(What this task involves): Quote every line of the material beneath this one.

+--

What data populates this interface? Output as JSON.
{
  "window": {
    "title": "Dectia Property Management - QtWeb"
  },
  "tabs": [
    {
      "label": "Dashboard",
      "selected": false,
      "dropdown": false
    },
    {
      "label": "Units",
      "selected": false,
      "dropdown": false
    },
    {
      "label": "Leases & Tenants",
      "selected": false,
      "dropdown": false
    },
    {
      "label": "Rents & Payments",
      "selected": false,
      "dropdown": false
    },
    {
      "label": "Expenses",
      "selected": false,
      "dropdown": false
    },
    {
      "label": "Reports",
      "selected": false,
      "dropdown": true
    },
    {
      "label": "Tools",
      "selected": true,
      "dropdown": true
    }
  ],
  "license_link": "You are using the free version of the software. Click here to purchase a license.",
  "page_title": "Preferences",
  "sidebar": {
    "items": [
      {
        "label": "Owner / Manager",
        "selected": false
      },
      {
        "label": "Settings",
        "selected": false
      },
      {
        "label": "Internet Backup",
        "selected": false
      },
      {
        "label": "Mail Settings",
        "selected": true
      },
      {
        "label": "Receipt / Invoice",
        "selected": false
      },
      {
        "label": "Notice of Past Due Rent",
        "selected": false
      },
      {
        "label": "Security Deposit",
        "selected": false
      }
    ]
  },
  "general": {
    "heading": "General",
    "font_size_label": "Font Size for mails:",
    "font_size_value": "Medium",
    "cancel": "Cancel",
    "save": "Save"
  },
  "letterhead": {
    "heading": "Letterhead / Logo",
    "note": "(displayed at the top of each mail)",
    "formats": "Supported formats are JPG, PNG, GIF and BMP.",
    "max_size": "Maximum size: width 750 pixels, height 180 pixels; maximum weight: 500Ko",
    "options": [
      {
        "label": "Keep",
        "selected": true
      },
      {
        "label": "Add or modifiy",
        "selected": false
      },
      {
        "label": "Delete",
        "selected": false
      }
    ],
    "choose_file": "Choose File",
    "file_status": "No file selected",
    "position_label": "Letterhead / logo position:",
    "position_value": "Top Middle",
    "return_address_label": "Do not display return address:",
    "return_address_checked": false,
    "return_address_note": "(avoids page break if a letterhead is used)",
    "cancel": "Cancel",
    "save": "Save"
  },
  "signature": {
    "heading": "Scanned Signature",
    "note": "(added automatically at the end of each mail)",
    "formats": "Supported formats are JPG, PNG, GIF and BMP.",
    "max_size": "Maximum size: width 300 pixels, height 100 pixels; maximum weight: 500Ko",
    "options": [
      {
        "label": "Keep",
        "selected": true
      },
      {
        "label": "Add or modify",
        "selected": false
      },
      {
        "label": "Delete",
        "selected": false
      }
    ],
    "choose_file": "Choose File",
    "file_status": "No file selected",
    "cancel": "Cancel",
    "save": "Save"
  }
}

+--

(Reply to the exercise):
What data populates this interface? Output as JSON.
{
  "window": {
    "title": "Dectia Property Management - QtWeb"
  },
  "tabs": [
    {
      "label": "Dashboard",
      "selected": false,
      "dropdown": false
    },
    {
      "label": "Units",
      "selected": false,
      "dropdown": false
    },
    {
      "label": "Leases & Tenants",
      "selected": false,
      "dropdown": false
    },
    {
      "label": "Rents & Payments",
      "selected": false,
      "dropdown": false
    },
    {
      "label": "Expenses",
      "selected": false,
      "dropdown": false
    },
    {
      "label": "Reports",
      "selected": false,
      "dropdown": true
    },
    {
      "label": "Tools",
      "selected": true,
      "dropdown": true
    }
  ],
  "license_link": "You are using the free version of the software. Click here to purchase a license.",
  "page_title": "Preferences",
  "sidebar": {
    "items": [
      {
        "label": "Owner / Manager",
        "selected": false
      },
      {
        "label": "Settings",
        "selected": false
      },
      {
        "label": "Internet Backup",
        "selected": false
      },
      {
        "label": "Mail Settings",
        "selected": true
      },
      {
        "label": "Receipt / Invoice",
        "selected": false
      },
      {
        "label": "Notice of Past Due Rent",
        "selected": false
      },
      {
        "label": "Security Deposit",
        "selected": false
      }
    ]
  },
  "general": {
    "heading": "General",
    "font_size_label": "Font Size for mails:",
    "font_size_value": "Medium",
    "cancel": "Cancel",
    "save": "Save"
  },
  "letterhead": {
    "heading": "Letterhead / Logo",
    "note": "(displayed at the top of each mail)",
    "formats": "Supported formats are JPG, PNG, GIF and BMP.",
    "max_size": "Maximum size: width 750 pixels, height 180 pixels; maximum weight: 500Ko",
    "options": [
      {
        "label": "Keep",
        "selected": true
      },
      {
        "label": "Add or modifiy",
        "selected": false
      },
      {
        "label": "Delete",
        "selected": false
      }
    ],
    "choose_file": "Choose File",
    "file_status": "No file selected",
    "position_label": "Letterhead / logo position:",
    "position_value": "Top Middle",
    "return_address_label": "Do not display return address:",
    "return_address_checked": false,
    "return_address_note": "(avoids page break if a letterhead is used)",
    "cancel": "Cancel",
    "save": "Save"
  },
  "signature": {
    "heading": "Scanned Signature",
    "note": "(added automatically at the end of each mail)",
    "formats": "Supported formats are JPG, PNG, GIF and BMP.",
    "max_size": "Maximum size: width 300 pixels, height 100 pixels; maximum weight: 500Ko",
    "options": [
      {
        "label": "Keep",
        "selected": true
      },
      {
        "label": "Add or modify",
        "selected": false
      },
      {
        "label": "Delete",
        "selected": false
      }
    ],
    "choose_file": "Choose File",
    "file_status": "No file selected",
    "cancel": "Cancel",
    "save": "Save"
  }
}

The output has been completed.